Aim: Collect all the lines that mention the word "label".

Records supplied:

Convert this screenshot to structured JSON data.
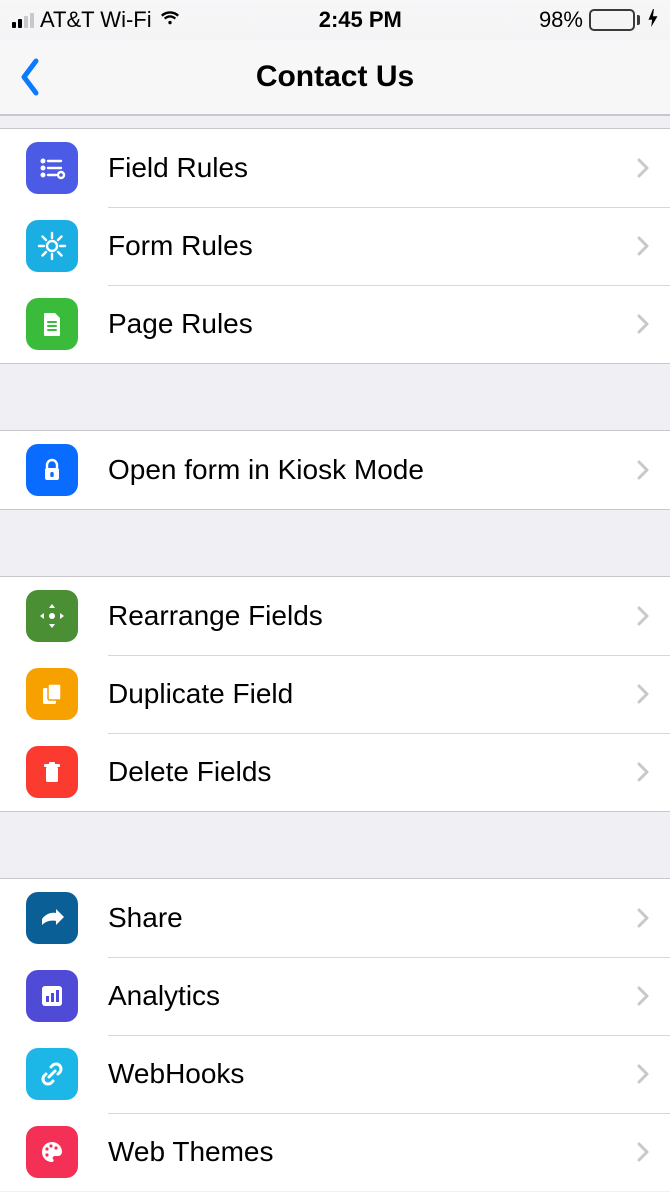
{
  "status": {
    "carrier": "AT&T Wi-Fi",
    "time": "2:45 PM",
    "battery_pct": "98%"
  },
  "nav": {
    "title": "Contact Us"
  },
  "sections": {
    "rules": {
      "items": [
        {
          "label": "Field Rules"
        },
        {
          "label": "Form Rules"
        },
        {
          "label": "Page Rules"
        }
      ]
    },
    "kiosk": {
      "items": [
        {
          "label": "Open form in Kiosk Mode"
        }
      ]
    },
    "fields": {
      "items": [
        {
          "label": "Rearrange Fields"
        },
        {
          "label": "Duplicate Field"
        },
        {
          "label": "Delete Fields"
        }
      ]
    },
    "more": {
      "items": [
        {
          "label": "Share"
        },
        {
          "label": "Analytics"
        },
        {
          "label": "WebHooks"
        },
        {
          "label": "Web Themes"
        }
      ]
    }
  }
}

Written answer:
          "label": "Field Rules"
          "label": "Form Rules"
          "label": "Page Rules"
          "label": "Open form in Kiosk Mode"
          "label": "Rearrange Fields"
          "label": "Duplicate Field"
          "label": "Delete Fields"
          "label": "Share"
          "label": "Analytics"
          "label": "WebHooks"
          "label": "Web Themes"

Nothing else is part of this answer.